Extraits d'un jeu d'annotations de mise en page
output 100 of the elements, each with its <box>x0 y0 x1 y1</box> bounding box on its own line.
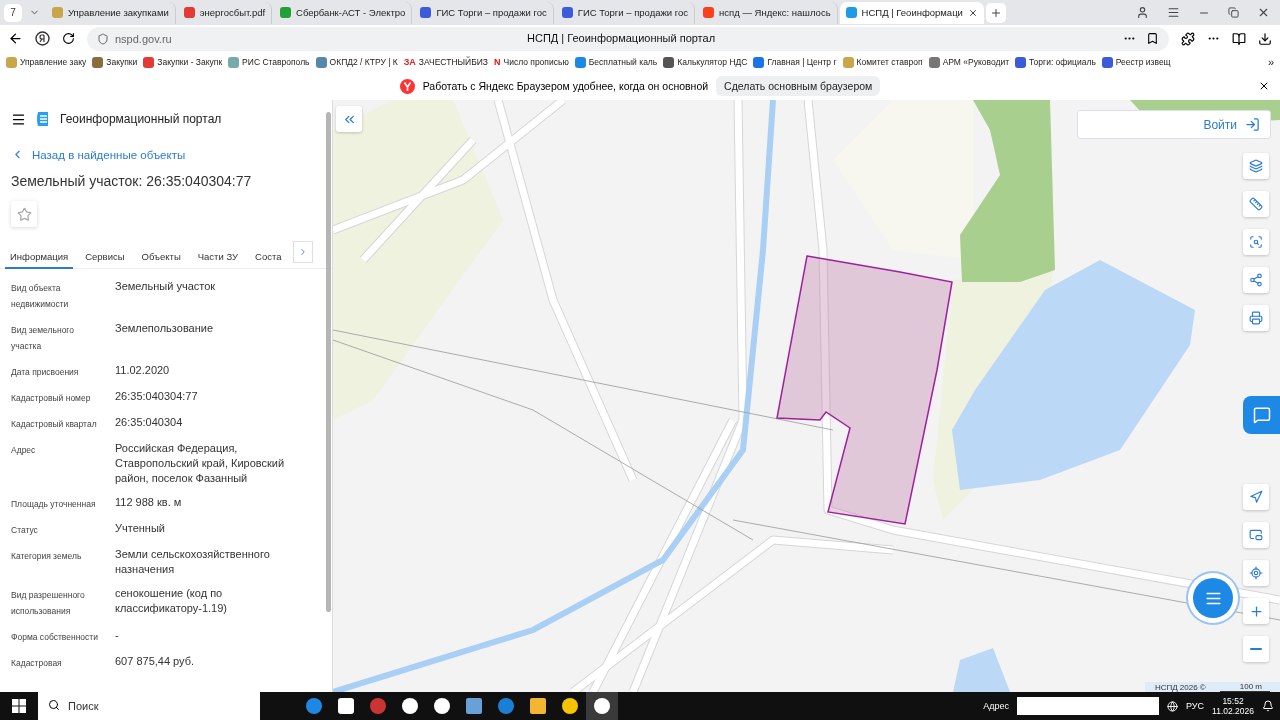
bookmark-link[interactable]: Реестр извещ <box>1101 56 1171 68</box>
favicon-icon <box>92 56 104 68</box>
property-value: - <box>115 628 120 643</box>
layers-button[interactable] <box>1243 153 1269 179</box>
bookmark-link[interactable]: Закупки <box>92 56 138 68</box>
close-icon[interactable] <box>1258 80 1270 92</box>
property-value: 11.02.2020 <box>115 363 171 378</box>
property-label: Вид земельного участка <box>11 324 75 353</box>
browser-tab[interactable]: нспд — Яндекс: нашлось <box>697 1 838 24</box>
minimap-button[interactable] <box>1243 522 1269 548</box>
ruler-button[interactable] <box>1243 191 1269 217</box>
profile-icon[interactable] <box>1136 6 1149 19</box>
info-tab[interactable]: Информация <box>5 239 74 269</box>
home-circle-icon[interactable] <box>35 31 50 46</box>
make-default-button[interactable]: Сделать основным браузером <box>716 76 881 96</box>
favicon-icon <box>280 7 292 18</box>
browser-tab[interactable]: НСПД | Геоинформаци <box>839 1 984 24</box>
object-title: Земельный участок: 26:35:040304:77 <box>10 172 253 189</box>
share-icon <box>1249 273 1263 287</box>
property-value: Земли сельскохозяйственного назначения <box>115 547 271 577</box>
app-icon <box>338 698 354 714</box>
taskbar-search-field[interactable]: Поиск <box>38 692 260 720</box>
more-bookmarks-button[interactable]: » <box>1267 56 1274 68</box>
property-label: Площадь уточненная <box>11 498 97 511</box>
share-button[interactable] <box>1243 267 1269 293</box>
property-label: Категория земель <box>11 550 83 563</box>
property-value: Земельный участок <box>115 279 217 294</box>
print-button[interactable] <box>1243 305 1269 331</box>
property-value: 26:35:040304 <box>115 415 184 430</box>
shield-icon <box>97 32 109 45</box>
zoom-in-button[interactable] <box>1243 598 1269 624</box>
scrollbar[interactable] <box>326 112 331 612</box>
bookmark-link[interactable]: Управление заку <box>6 56 87 68</box>
copyright-text: НСПД 2026 © <box>1154 682 1206 692</box>
favicon-icon <box>315 56 327 68</box>
back-link[interactable]: Назад в найденные объекты <box>0 138 332 161</box>
download-icon[interactable] <box>1258 31 1272 46</box>
network-icon[interactable] <box>1167 700 1179 712</box>
extension-icon[interactable] <box>1181 31 1195 46</box>
collapse-panel-button[interactable] <box>336 106 362 132</box>
bookmark-link[interactable]: ОКПД2 / КТРУ | К <box>315 56 398 68</box>
bookmark-link[interactable]: Торги: официаль <box>1015 56 1096 68</box>
menu-icon[interactable] <box>1167 6 1180 19</box>
clock[interactable]: 15:52 11.02.2026 <box>1212 696 1254 716</box>
browser-tab[interactable]: энергосбыт.pdf <box>177 1 273 24</box>
property-value: Учтенный <box>115 521 166 536</box>
info-tab[interactable]: Объекты <box>136 239 186 269</box>
taskbar-app-button[interactable] <box>586 692 618 720</box>
bookmark-link[interactable]: Калькулятор НДС <box>663 56 748 68</box>
feedback-tab[interactable] <box>1243 396 1280 434</box>
locate-button[interactable] <box>1243 560 1269 586</box>
property-label: Вид объекта недвижимости <box>11 282 70 311</box>
app-icon <box>498 698 514 714</box>
layers-icon <box>1249 159 1263 173</box>
app-icon <box>402 698 418 714</box>
login-icon <box>1245 117 1260 132</box>
printer-icon <box>1249 311 1263 325</box>
browser-tab[interactable]: Сбербанк-АСТ - Электро <box>274 1 413 24</box>
favicon-icon <box>52 7 63 18</box>
bookmark-link[interactable]: АРМ «Руководит <box>928 56 1010 68</box>
property-label: Вид разрешенного использования <box>11 589 86 618</box>
menu-icon[interactable] <box>11 111 26 127</box>
address-field[interactable]: nspd.gov.ru НСПД | Геоинформационный портал <box>87 26 1169 51</box>
info-tab[interactable]: Сервисы <box>80 239 130 269</box>
reader-icon[interactable] <box>1232 31 1246 46</box>
bookmark-link[interactable]: N Число прописью <box>494 57 569 67</box>
bookmark-link[interactable]: Комитет ставроп <box>842 56 923 68</box>
address-toolbar-field[interactable] <box>1017 697 1160 715</box>
browser-tab[interactable]: Управление закупками <box>46 1 176 24</box>
favicon-icon <box>845 7 857 18</box>
app-icon <box>530 698 546 714</box>
property-value: Российская Федерация, Ставропольский край, Кировский район, поселок Фазанный <box>115 441 286 486</box>
notification-icon[interactable] <box>1262 700 1274 712</box>
bookmark-link[interactable]: РИС Ставрополь <box>228 56 310 68</box>
property-label: Статус <box>11 524 39 537</box>
bookmark-icon[interactable] <box>1146 32 1159 45</box>
property-value: 607 875,44 руб. <box>115 654 196 669</box>
favicon-icon <box>143 56 155 68</box>
close-icon[interactable] <box>1257 6 1270 19</box>
navigate-button[interactable] <box>1243 484 1269 510</box>
bookmark-link[interactable]: Бесплатный каль <box>574 56 658 68</box>
favicon-icon <box>928 56 940 68</box>
restore-icon[interactable] <box>1228 7 1239 18</box>
login-button[interactable]: Войти <box>1077 110 1271 139</box>
reload-icon[interactable] <box>62 32 75 45</box>
tab-counter[interactable]: 7 <box>4 3 22 22</box>
address-label: Адрес <box>983 701 1010 711</box>
area-search-button[interactable] <box>1243 229 1269 255</box>
back-icon[interactable] <box>8 31 23 46</box>
zoom-out-button[interactable] <box>1243 636 1269 662</box>
info-tab[interactable]: Соста <box>250 239 287 269</box>
bookmark-link[interactable]: Главная | Центр г <box>753 56 837 68</box>
new-tab-button[interactable] <box>985 2 1006 23</box>
close-icon[interactable] <box>967 7 978 18</box>
bookmark-link[interactable]: Закупки - Закупк <box>143 56 223 68</box>
browser-tab[interactable]: ГИС Торги – продажи гос <box>555 1 696 24</box>
info-tab[interactable]: Части ЗУ <box>192 239 244 269</box>
browser-tab[interactable]: ГИС Торги – продажи гос <box>414 1 554 24</box>
language-indicator[interactable]: РУС <box>1186 701 1205 711</box>
bookmark-link[interactable]: ЗА ЗАЧЕСТНЫЙБИЗ <box>403 57 488 67</box>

__Consigne__. Recopiez à l'identique toutes les lignes des enregistrements ci-dessus, sans reprendre les images dans votre réponse.

__Réponse__.
output 100 of the elements, each with its <box>x0 y0 x1 y1</box> bounding box on its own line.
bookmark-link[interactable]: Реестр извещ <box>1101 56 1171 68</box>
favicon-icon <box>92 56 104 68</box>
property-value: - <box>115 628 120 643</box>
layers-button[interactable] <box>1243 153 1269 179</box>
bookmark-link[interactable]: Закупки <box>92 56 138 68</box>
close-icon[interactable] <box>1258 80 1270 92</box>
property-value: 11.02.2020 <box>115 363 171 378</box>
property-label: Вид земельного участка <box>11 324 75 353</box>
browser-tab[interactable]: нспд — Яндекс: нашлось <box>697 1 838 24</box>
minimap-button[interactable] <box>1243 522 1269 548</box>
ruler-button[interactable] <box>1243 191 1269 217</box>
profile-icon[interactable] <box>1136 6 1149 19</box>
info-tab[interactable]: Информация <box>5 239 74 269</box>
home-circle-icon[interactable] <box>35 31 50 46</box>
make-default-button[interactable]: Сделать основным браузером <box>716 76 881 96</box>
favicon-icon <box>280 7 292 18</box>
browser-tab[interactable]: НСПД | Геоинформаци <box>839 1 984 24</box>
object-title: Земельный участок: 26:35:040304:77 <box>10 172 253 189</box>
share-icon <box>1249 273 1263 287</box>
property-value: Земли сельскохозяйственного назначения <box>115 547 271 577</box>
app-icon <box>338 698 354 714</box>
taskbar-search-field[interactable]: Поиск <box>38 692 260 720</box>
more-bookmarks-button[interactable]: » <box>1267 56 1274 68</box>
property-label: Площадь уточненная <box>11 498 97 511</box>
share-button[interactable] <box>1243 267 1269 293</box>
property-label: Категория земель <box>11 550 83 563</box>
property-value: Земельный участок <box>115 279 217 294</box>
print-button[interactable] <box>1243 305 1269 331</box>
property-value: 26:35:040304 <box>115 415 184 430</box>
shield-icon <box>97 32 109 45</box>
zoom-in-button[interactable] <box>1243 598 1269 624</box>
scrollbar[interactable] <box>326 112 331 612</box>
bookmark-link[interactable]: Управление заку <box>6 56 87 68</box>
copyright-text: НСПД 2026 © <box>1154 682 1206 692</box>
favicon-icon <box>315 56 327 68</box>
back-link[interactable]: Назад в найденные объекты <box>0 138 332 161</box>
download-icon[interactable] <box>1258 31 1272 46</box>
network-icon[interactable] <box>1167 700 1179 712</box>
extension-icon[interactable] <box>1181 31 1195 46</box>
collapse-panel-button[interactable] <box>336 106 362 132</box>
bookmark-link[interactable]: ОКПД2 / КТРУ | К <box>315 56 398 68</box>
bookmark-link[interactable]: Торги: официаль <box>1015 56 1096 68</box>
menu-icon[interactable] <box>1167 6 1180 19</box>
clock[interactable]: 15:52 11.02.2026 <box>1212 696 1254 716</box>
browser-tab[interactable]: энергосбыт.pdf <box>177 1 273 24</box>
property-value: Учтенный <box>115 521 166 536</box>
info-tab[interactable]: Объекты <box>136 239 186 269</box>
taskbar-app-button[interactable] <box>586 692 618 720</box>
bookmark-link[interactable]: Калькулятор НДС <box>663 56 748 68</box>
feedback-tab[interactable] <box>1243 396 1280 434</box>
locate-button[interactable] <box>1243 560 1269 586</box>
property-label: Вид объекта недвижимости <box>11 282 70 311</box>
app-icon <box>498 698 514 714</box>
layers-icon <box>1249 159 1263 173</box>
app-icon <box>402 698 418 714</box>
login-icon <box>1245 117 1260 132</box>
printer-icon <box>1249 311 1263 325</box>
browser-tab[interactable]: Сбербанк-АСТ - Электро <box>274 1 413 24</box>
favicon-icon <box>52 7 63 18</box>
bookmark-link[interactable]: АРМ «Руководит <box>928 56 1010 68</box>
property-label: Вид разрешенного использования <box>11 589 86 618</box>
menu-icon[interactable] <box>11 111 26 127</box>
address-field[interactable]: nspd.gov.ru НСПД | Геоинформационный портал <box>87 26 1169 51</box>
info-tab[interactable]: Сервисы <box>80 239 130 269</box>
reader-icon[interactable] <box>1232 31 1246 46</box>
bookmark-link[interactable]: N Число прописью <box>494 57 569 67</box>
bookmark-link[interactable]: Комитет ставроп <box>842 56 923 68</box>
address-toolbar-field[interactable] <box>1017 697 1160 715</box>
browser-tab[interactable]: Управление закупками <box>46 1 176 24</box>
favicon-icon <box>845 7 857 18</box>
app-icon <box>530 698 546 714</box>
property-value: Российская Федерация, Ставропольский край, Кировский район, поселок Фазанный <box>115 441 286 486</box>
notification-icon[interactable] <box>1262 700 1274 712</box>
bookmark-link[interactable]: РИС Ставрополь <box>228 56 310 68</box>
property-label: Статус <box>11 524 39 537</box>
bookmark-icon[interactable] <box>1146 32 1159 45</box>
property-value: 607 875,44 руб. <box>115 654 196 669</box>
favicon-icon <box>143 56 155 68</box>
close-icon[interactable] <box>1257 6 1270 19</box>
navigate-button[interactable] <box>1243 484 1269 510</box>
bookmark-link[interactable]: Бесплатный каль <box>574 56 658 68</box>
favicon-icon <box>928 56 940 68</box>
restore-icon[interactable] <box>1228 7 1239 18</box>
login-button[interactable]: Войти <box>1077 110 1271 139</box>
reload-icon[interactable] <box>62 32 75 45</box>
tab-counter[interactable]: 7 <box>4 3 22 22</box>
address-label: Адрес <box>983 701 1010 711</box>
area-search-button[interactable] <box>1243 229 1269 255</box>
back-icon[interactable] <box>8 31 23 46</box>
zoom-out-button[interactable] <box>1243 636 1269 662</box>
info-tab[interactable]: Соста <box>250 239 287 269</box>
bookmark-link[interactable]: Главная | Центр г <box>753 56 837 68</box>
new-tab-button[interactable] <box>985 2 1006 23</box>
close-icon[interactable] <box>967 7 978 18</box>
bookmark-link[interactable]: Закупки - Закупк <box>143 56 223 68</box>
browser-tab[interactable]: ГИС Торги – продажи гос <box>555 1 696 24</box>
info-tab[interactable]: Части ЗУ <box>192 239 244 269</box>
browser-tab[interactable]: ГИС Торги – продажи гос <box>414 1 554 24</box>
language-indicator[interactable]: РУС <box>1186 701 1205 711</box>
bookmark-link[interactable]: ЗА ЗАЧЕСТНЫЙБИЗ <box>403 57 488 67</box>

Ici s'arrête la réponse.